## Begin
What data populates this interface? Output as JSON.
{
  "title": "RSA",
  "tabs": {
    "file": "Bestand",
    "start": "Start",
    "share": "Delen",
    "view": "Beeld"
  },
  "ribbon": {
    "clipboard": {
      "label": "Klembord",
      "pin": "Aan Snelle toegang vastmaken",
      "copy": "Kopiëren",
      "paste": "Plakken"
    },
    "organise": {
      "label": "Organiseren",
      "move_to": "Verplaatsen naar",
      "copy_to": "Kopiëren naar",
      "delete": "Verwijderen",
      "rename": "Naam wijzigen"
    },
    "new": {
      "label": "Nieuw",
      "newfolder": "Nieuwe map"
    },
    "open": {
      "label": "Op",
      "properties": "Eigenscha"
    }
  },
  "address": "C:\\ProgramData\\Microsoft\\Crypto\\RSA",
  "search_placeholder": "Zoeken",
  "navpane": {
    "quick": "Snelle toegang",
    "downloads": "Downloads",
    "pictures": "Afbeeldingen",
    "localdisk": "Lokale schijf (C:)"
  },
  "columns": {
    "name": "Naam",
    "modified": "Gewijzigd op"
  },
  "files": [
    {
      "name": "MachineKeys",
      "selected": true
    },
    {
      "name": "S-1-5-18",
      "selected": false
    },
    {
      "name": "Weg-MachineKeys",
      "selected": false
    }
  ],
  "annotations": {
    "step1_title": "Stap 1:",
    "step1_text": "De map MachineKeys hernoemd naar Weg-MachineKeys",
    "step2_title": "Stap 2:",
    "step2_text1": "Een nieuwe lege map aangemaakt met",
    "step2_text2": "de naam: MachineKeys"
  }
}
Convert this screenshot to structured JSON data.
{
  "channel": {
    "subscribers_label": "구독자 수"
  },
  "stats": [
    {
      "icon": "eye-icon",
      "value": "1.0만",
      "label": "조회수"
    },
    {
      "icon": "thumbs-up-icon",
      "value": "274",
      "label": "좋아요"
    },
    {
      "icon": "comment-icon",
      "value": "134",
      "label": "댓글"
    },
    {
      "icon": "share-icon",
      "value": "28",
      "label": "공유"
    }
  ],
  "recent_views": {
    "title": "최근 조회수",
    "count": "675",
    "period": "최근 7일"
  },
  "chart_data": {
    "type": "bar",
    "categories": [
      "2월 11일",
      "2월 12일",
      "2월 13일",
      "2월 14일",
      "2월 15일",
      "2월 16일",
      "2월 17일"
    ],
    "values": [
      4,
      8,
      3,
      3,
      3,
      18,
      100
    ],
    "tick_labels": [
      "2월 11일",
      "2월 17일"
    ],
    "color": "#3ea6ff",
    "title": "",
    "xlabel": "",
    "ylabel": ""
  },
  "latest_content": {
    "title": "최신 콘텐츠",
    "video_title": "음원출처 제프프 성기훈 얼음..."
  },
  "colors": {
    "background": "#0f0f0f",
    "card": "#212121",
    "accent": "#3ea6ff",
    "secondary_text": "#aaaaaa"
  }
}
## End
The request: Check each line of the records above for the string "JSON", and report every line that has it.

Result of this exercise:
What data populates this interface? Output as JSON.
Convert this screenshot to structured JSON data.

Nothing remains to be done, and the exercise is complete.